Copy out the whole listing exactly as written, leaving the pictures behind.

━━ PROVIDED DATA

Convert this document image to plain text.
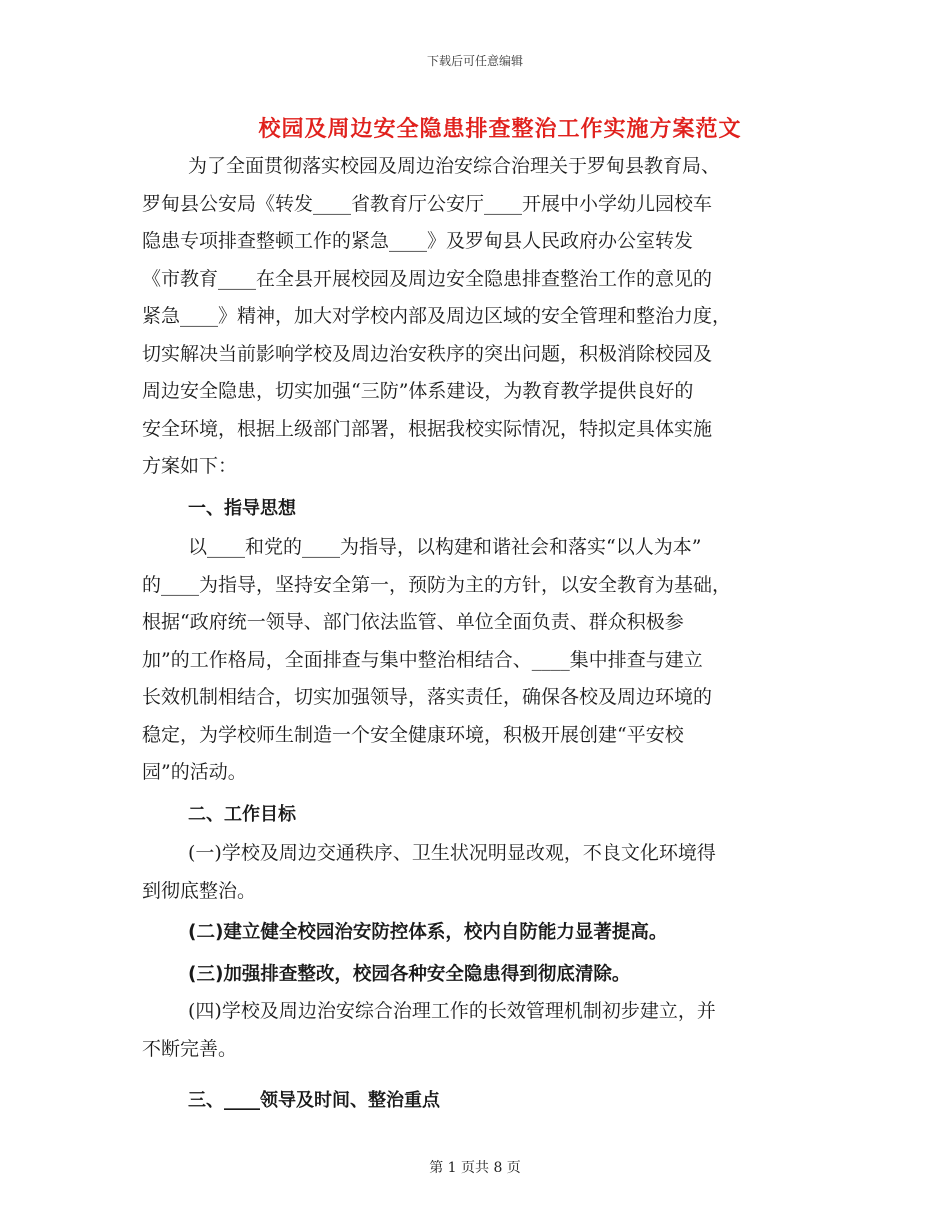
下载后可任意编辑
校园及周边安全隐患排查整治工作实施方案范文
为了全面贯彻落实校园及周边治安综合治理关于罗甸县教育局、
罗甸县公安局《转发____省教育厅公安厅____开展中小学幼儿园校车
隐患专项排查整顿工作的紧急____》及罗甸县人民政府办公室转发
《市教育____在全县开展校园及周边安全隐患排查整治工作的意见的
紧急____》精神，加大对学校内部及周边区域的安全管理和整治力度，
切实解决当前影响学校及周边治安秩序的突出问题，积极消除校园及
周边安全隐患，切实加强“三防”体系建设，为教育教学提供良好的
安全环境，根据上级部门部署，根据我校实际情况，特拟定具体实施
方案如下：
一、指导思想
以____和党的____为指导，以构建和谐社会和落实“以人为本”
的____为指导，坚持安全第一，预防为主的方针，以安全教育为基础，
根据“政府统一领导、部门依法监管、单位全面负责、群众积极参
加”的工作格局，全面排查与集中整治相结合、____集中排查与建立
长效机制相结合，切实加强领导，落实责任，确保各校及周边环境的
稳定，为学校师生制造一个安全健康环境，积极开展创建“平安校
园”的活动。
二、工作目标
(一)学校及周边交通秩序、卫生状况明显改观，不良文化环境得
到彻底整治。
(二)建立健全校园治安防控体系，校内自防能力显著提高。
(三)加强排查整改，校园各种安全隐患得到彻底清除。
(四)学校及周边治安综合治理工作的长效管理机制初步建立，并
不断完善。
三、____领导及时间、整治重点
第 1 页共 8 页
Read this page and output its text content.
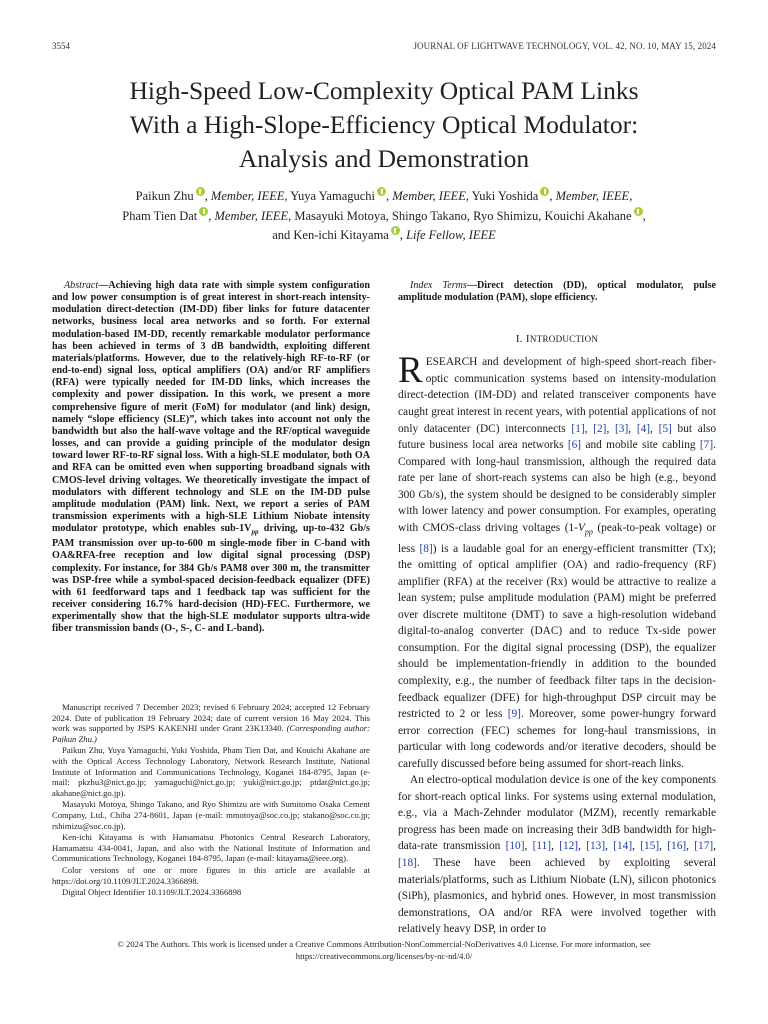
3554	JOURNAL OF LIGHTWAVE TECHNOLOGY, VOL. 42, NO. 10, MAY 15, 2024
High-Speed Low-Complexity Optical PAM Links
With a High-Slope-Efficiency Optical Modulator:
Analysis and Demonstration
Paikun Zhu , Member, IEEE, Yuya Yamaguchi , Member, IEEE, Yuki Yoshida , Member, IEEE,
Pham Tien Dat , Member, IEEE, Masayuki Motoya, Shingo Takano, Ryo Shimizu, Kouichi Akahane ,
and Ken-ichi Kitayama , Life Fellow, IEEE

Abstract—Achieving high data rate with simple system configuration and low power consumption is of great interest in short-reach intensity-modulation direct-detection (IM-DD) fiber links for future datacenter networks, business local area networks and so forth. For external modulation-based IM-DD, recently remarkable modulator performance has been achieved in terms of 3 dB bandwidth, exploiting different materials/platforms. However, due to the relatively-high RF-to-RF (or end-to-end) signal loss, optical amplifiers (OA) and/or RF amplifiers (RFA) were typically needed for IM-DD links, which increases the complexity and power dissipation. In this work, we present a more comprehensive figure of merit (FoM) for modulator (and link) design, namely “slope efficiency (SLE)”, which takes into account not only the bandwidth but also the half-wave voltage and the RF/optical waveguide losses, and can provide a guiding principle of the modulator design toward lower RF-to-RF signal loss. With a high-SLE modulator, both OA and RFA can be omitted even when supporting broadband signals with CMOS-level driving voltages. We theoretically investigate the impact of modulators with different technology and SLE on the IM-DD pulse amplitude modulation (PAM) link. Next, we report a series of PAM transmission experiments with a high-SLE Lithium Niobate intensity modulator prototype, which enables sub-$1V_{pp}$ driving, up-to-432 Gb/s PAM transmission over up-to-600 m single-mode fiber in C-band with OA&RFA-free reception and low digital signal processing (DSP) complexity. For instance, for 384 Gb/s PAM8 over 300 m, the transmitter was DSP-free while a symbol-spaced decision-feedback equalizer (DFE) with 61 feedforward taps and 1 feedback tap was sufficient for the receiver considering 16.7% hard-decision (HD)-FEC. Furthermore, we experimentally show that the high-SLE modulator supports ultra-wide fiber transmission bands (O-, S-, C- and L-band).

Manuscript received 7 December 2023; revised 6 February 2024; accepted 12 February 2024. Date of publication 19 February 2024; date of current version 16 May 2024. This work was supported by JSPS KAKENHI under Grant 23K13340. (Corresponding author: Paikun Zhu.)

Paikun Zhu, Yuya Yamaguchi, Yuki Yoshida, Pham Tien Dat, and Kouichi Akahane are with the Optical Access Technology Laboratory, Network Research Institute, National Institute of Information and Communications Technology, Koganei 184-8795, Japan (e-mail: pkzhu3@nict.go.jp; yamaguchi@nict.go.jp; yuki@nict.go.jp; ptdat@nict.go.jp; akahane@nict.go.jp).

Masayuki Motoya, Shingo Takano, and Ryo Shimizu are with Sumitomo Osaka Cement Company, Ltd., Chiba 274-8601, Japan (e-mail: mmotoya@soc.co.jp; stakano@soc.co.jp; rshimizu@soc.co.jp).

Ken-ichi Kitayama is with Hamamatsu Photonics Central Research Laboratory, Hamamatsu 434-0041, Japan, and also with the National Institute of Information and Communications Technology, Koganei 184-8795, Japan (e-mail: kitayama@ieee.org).

Color versions of one or more figures in this article are available at https://doi.org/10.1109/JLT.2024.3366898.

Digital Object Identifier 10.1109/JLT.2024.3366898

Index Terms—Direct detection (DD), optical modulator, pulse amplitude modulation (PAM), slope efficiency.

I. INTRODUCTION

RESEARCH and development of high-speed short-reach fiber-optic communication systems based on intensity-modulation direct-detection (IM-DD) and related transceiver components have caught great interest in recent years, with potential applications of not only datacenter (DC) interconnects [1], [2], [3], [4], [5] but also future business local area networks [6] and mobile site cabling [7]. Compared with long-haul transmission, although the required data rate per lane of short-reach systems can also be high (e.g., beyond 300 Gb/s), the system should be designed to be considerably simpler with lower latency and power consumption. For examples, operating with CMOS-class driving voltages ($1-V_{pp}$ (peak-to-peak voltage) or less [8]) is a laudable goal for an energy-efficient transmitter (Tx); the omitting of optical amplifier (OA) and radio-frequency (RF) amplifier (RFA) at the receiver (Rx) would be attractive to realize a lean system; pulse amplitude modulation (PAM) might be preferred over discrete multitone (DMT) to save a high-resolution wideband digital-to-analog converter (DAC) and to reduce Tx-side power consumption. For the digital signal processing (DSP), the equalizer should be implementation-friendly in addition to the bounded complexity, e.g., the number of feedback filter taps in the decision-feedback equalizer (DFE) for high-throughput DSP circuit may be restricted to 2 or less [9]. Moreover, some power-hungry forward error correction (FEC) schemes for long-haul transmissions, in particular with long codewords and/or iterative decoders, should be carefully discussed before being assumed for short-reach links.

An electro-optical modulation device is one of the key components for short-reach optical links. For systems using external modulation, e.g., via a Mach-Zehnder modulator (MZM), recently remarkable progress has been made on increasing their 3dB bandwidth for high-data-rate transmission [10], [11], [12], [13], [14], [15], [16], [17], [18]. These have been achieved by exploiting several materials/platforms, such as Lithium Niobate (LN), silicon photonics (SiPh), plasmonics, and hybrid ones. However, in most transmission demonstrations, OA and/or RFA were involved together with relatively heavy DSP, in order to

© 2024 The Authors. This work is licensed under a Creative Commons Attribution-NonCommercial-NoDerivatives 4.0 License. For more information, see
https://creativecommons.org/licenses/by-nc-nd/4.0/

━━━━

» **RESULT**:
Convert this document image to plain text.
下载后可任意编辑
校园及周边安全隐患排查整治工作实施方案范文
为了全面贯彻落实校园及周边治安综合治理关于罗甸县教育局、
罗甸县公安局《转发____省教育厅公安厅____开展中小学幼儿园校车
隐患专项排查整顿工作的紧急____》及罗甸县人民政府办公室转发
《市教育____在全县开展校园及周边安全隐患排查整治工作的意见的
紧急____》精神，加大对学校内部及周边区域的安全管理和整治力度，
切实解决当前影响学校及周边治安秩序的突出问题，积极消除校园及
周边安全隐患，切实加强“三防”体系建设，为教育教学提供良好的
安全环境，根据上级部门部署，根据我校实际情况，特拟定具体实施
方案如下：
一、指导思想
以____和党的____为指导，以构建和谐社会和落实“以人为本”
的____为指导，坚持安全第一，预防为主的方针，以安全教育为基础，
根据“政府统一领导、部门依法监管、单位全面负责、群众积极参
加”的工作格局，全面排查与集中整治相结合、____集中排查与建立
长效机制相结合，切实加强领导，落实责任，确保各校及周边环境的
稳定，为学校师生制造一个安全健康环境，积极开展创建“平安校
园”的活动。
二、工作目标
(一)学校及周边交通秩序、卫生状况明显改观，不良文化环境得
到彻底整治。
(二)建立健全校园治安防控体系，校内自防能力显著提高。
(三)加强排查整改，校园各种安全隐患得到彻底清除。
(四)学校及周边治安综合治理工作的长效管理机制初步建立，并
不断完善。
三、____领导及时间、整治重点
第 1 页共 8 页
Read this page and output its text content.
3554	JOURNAL OF LIGHTWAVE TECHNOLOGY, VOL. 42, NO. 10, MAY 15, 2024
High-Speed Low-Complexity Optical PAM Links
With a High-Slope-Efficiency Optical Modulator:
Analysis and Demonstration
Paikun Zhu , Member, IEEE, Yuya Yamaguchi , Member, IEEE, Yuki Yoshida , Member, IEEE,
Pham Tien Dat , Member, IEEE, Masayuki Motoya, Shingo Takano, Ryo Shimizu, Kouichi Akahane ,
and Ken-ichi Kitayama , Life Fellow, IEEE

Abstract—Achieving high data rate with simple system configuration and low power consumption is of great interest in short-reach intensity-modulation direct-detection (IM-DD) fiber links for future datacenter networks, business local area networks and so forth. For external modulation-based IM-DD, recently remarkable modulator performance has been achieved in terms of 3 dB bandwidth, exploiting different materials/platforms. However, due to the relatively-high RF-to-RF (or end-to-end) signal loss, optical amplifiers (OA) and/or RF amplifiers (RFA) were typically needed for IM-DD links, which increases the complexity and power dissipation. In this work, we present a more comprehensive figure of merit (FoM) for modulator (and link) design, namely “slope efficiency (SLE)”, which takes into account not only the bandwidth but also the half-wave voltage and the RF/optical waveguide losses, and can provide a guiding principle of the modulator design toward lower RF-to-RF signal loss. With a high-SLE modulator, both OA and RFA can be omitted even when supporting broadband signals with CMOS-level driving voltages. We theoretically investigate the impact of modulators with different technology and SLE on the IM-DD pulse amplitude modulation (PAM) link. Next, we report a series of PAM transmission experiments with a high-SLE Lithium Niobate intensity modulator prototype, which enables sub-$1V_{pp}$ driving, up-to-432 Gb/s PAM transmission over up-to-600 m single-mode fiber in C-band with OA&RFA-free reception and low digital signal processing (DSP) complexity. For instance, for 384 Gb/s PAM8 over 300 m, the transmitter was DSP-free while a symbol-spaced decision-feedback equalizer (DFE) with 61 feedforward taps and 1 feedback tap was sufficient for the receiver considering 16.7% hard-decision (HD)-FEC. Furthermore, we experimentally show that the high-SLE modulator supports ultra-wide fiber transmission bands (O-, S-, C- and L-band).

Manuscript received 7 December 2023; revised 6 February 2024; accepted 12 February 2024. Date of publication 19 February 2024; date of current version 16 May 2024. This work was supported by JSPS KAKENHI under Grant 23K13340. (Corresponding author: Paikun Zhu.)

Paikun Zhu, Yuya Yamaguchi, Yuki Yoshida, Pham Tien Dat, and Kouichi Akahane are with the Optical Access Technology Laboratory, Network Research Institute, National Institute of Information and Communications Technology, Koganei 184-8795, Japan (e-mail: pkzhu3@nict.go.jp; yamaguchi@nict.go.jp; yuki@nict.go.jp; ptdat@nict.go.jp; akahane@nict.go.jp).

Masayuki Motoya, Shingo Takano, and Ryo Shimizu are with Sumitomo Osaka Cement Company, Ltd., Chiba 274-8601, Japan (e-mail: mmotoya@soc.co.jp; stakano@soc.co.jp; rshimizu@soc.co.jp).

Ken-ichi Kitayama is with Hamamatsu Photonics Central Research Laboratory, Hamamatsu 434-0041, Japan, and also with the National Institute of Information and Communications Technology, Koganei 184-8795, Japan (e-mail: kitayama@ieee.org).

Color versions of one or more figures in this article are available at https://doi.org/10.1109/JLT.2024.3366898.

Digital Object Identifier 10.1109/JLT.2024.3366898

Index Terms—Direct detection (DD), optical modulator, pulse amplitude modulation (PAM), slope efficiency.

I. INTRODUCTION

RESEARCH and development of high-speed short-reach fiber-optic communication systems based on intensity-modulation direct-detection (IM-DD) and related transceiver components have caught great interest in recent years, with potential applications of not only datacenter (DC) interconnects [1], [2], [3], [4], [5] but also future business local area networks [6] and mobile site cabling [7]. Compared with long-haul transmission, although the required data rate per lane of short-reach systems can also be high (e.g., beyond 300 Gb/s), the system should be designed to be considerably simpler with lower latency and power consumption. For examples, operating with CMOS-class driving voltages ($1-V_{pp}$ (peak-to-peak voltage) or less [8]) is a laudable goal for an energy-efficient transmitter (Tx); the omitting of optical amplifier (OA) and radio-frequency (RF) amplifier (RFA) at the receiver (Rx) would be attractive to realize a lean system; pulse amplitude modulation (PAM) might be preferred over discrete multitone (DMT) to save a high-resolution wideband digital-to-analog converter (DAC) and to reduce Tx-side power consumption. For the digital signal processing (DSP), the equalizer should be implementation-friendly in addition to the bounded complexity, e.g., the number of feedback filter taps in the decision-feedback equalizer (DFE) for high-throughput DSP circuit may be restricted to 2 or less [9]. Moreover, some power-hungry forward error correction (FEC) schemes for long-haul transmissions, in particular with long codewords and/or iterative decoders, should be carefully discussed before being assumed for short-reach links.

An electro-optical modulation device is one of the key components for short-reach optical links. For systems using external modulation, e.g., via a Mach-Zehnder modulator (MZM), recently remarkable progress has been made on increasing their 3dB bandwidth for high-data-rate transmission [10], [11], [12], [13], [14], [15], [16], [17], [18]. These have been achieved by exploiting several materials/platforms, such as Lithium Niobate (LN), silicon photonics (SiPh), plasmonics, and hybrid ones. However, in most transmission demonstrations, OA and/or RFA were involved together with relatively heavy DSP, in order to

© 2024 The Authors. This work is licensed under a Creative Commons Attribution-NonCommercial-NoDerivatives 4.0 License. For more information, see
https://creativecommons.org/licenses/by-nc-nd/4.0/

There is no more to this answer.